[Start Source document]

The first of these divisions occurred in 1255. Louis II and Henry I, the sons of Duke Otto II, who for two years after their father's death had ruled Bavaria jointly, split their inheritance: Louis II obtained the western part of the duchy, afterwards called Upper Bavaria, and Henry secured eastern or Lower Bavaria.

In the course of a long reign Louis II, called "the Stern", became the most powerful prince in southern Germany. He served as the guardian of his nephew Conradin of Hohenstaufen, and after Conradin's execution in Italy in 1268, Louis and his brother Henry inherited the domains of the Hohenstaufen in Swabia and elsewhere. He supported Rudolph, count of Habsburg, in his efforts to secure the German throne in 1273, married the new king's daughter Mechtild, and aided him in campaigns in Bohemia and elsewhere. For some years after Louis' death in 1294 his sons Rudolph I and Louis, afterwards the emperor Louis IV, ruled their duchy in common; but as their relations were never harmonious a division of Upper Bavaria occurred in 1310, by which Rudolph received the land east of the Isar together with the town of Munich, and Louis the district between the Isar and the Lech. It was not long, however, before this arrangement led to war between the brothers, with the outcome that in 1317, three years after he had become German king, Louis compelled Rudolph to abdicate, and for twelve years ruled alone over the whole of Upper Bavaria. But in 1329 a series of events induced him to conclude the treaty of Pavia with Rudolph's sons, Rudolph and Rupert, to whom he transferred the Palatinate of the Rhine (which the Wittelsbach family had owned since 1214) and also a portion of Upper Bavaria north of the Danube, afterwards called the Upper Palatinate (Oberpfalz). At the same time the two lines of the Wittelsbach family decided to exercise the electoral vote alternately, and that in the event of the extinction of either branch of the family, the surviving branch should inherit its possessions.

Henry I of Lower Bavaria spent most of his time in quarrels with his brother, with Ottakar II of Bohemia and with various ecclesiastics. When he died in February 1290, the land fell to his three sons, Otto III, Louis II, and Stephen I. The families of these three princes governed Lower Bavaria until 1333, when Henry II (son of Otto III) died, followed in 1334 by his cousin Otto IV; and as both died without sons the whole of Lower Bavaria then passed to Henry III. Dying in 1339, Henry III left an only son, John I, who died childless in the following year, when the emperor Louis IV, by securing Lower Bavaria for himself, united the whole of the duchy under his sway.

[End Source document]

Task to carry out: State whether each statement agrees with the passage on Bavaria, answering yes or no and quoting the deciding words of the passage: 1. In the division of 1255, Louis II obtained the western part of the duchy. 2. Louis II died in 1290. 3. The Wittelsbach family had owned the Palatinate of the Rhine since 1214. Draw only on the passage on Bavaria when answering.

[Start Stored data]

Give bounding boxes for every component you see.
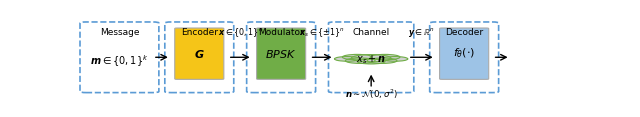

[End Stored data]

Reply:
1. Yes: "Louis II obtained the western part of the duchy, afterwards called Upper Bavaria"
2. No: "after Louis' death in 1294"
3. Yes: "which the Wittelsbach family had owned since 1214"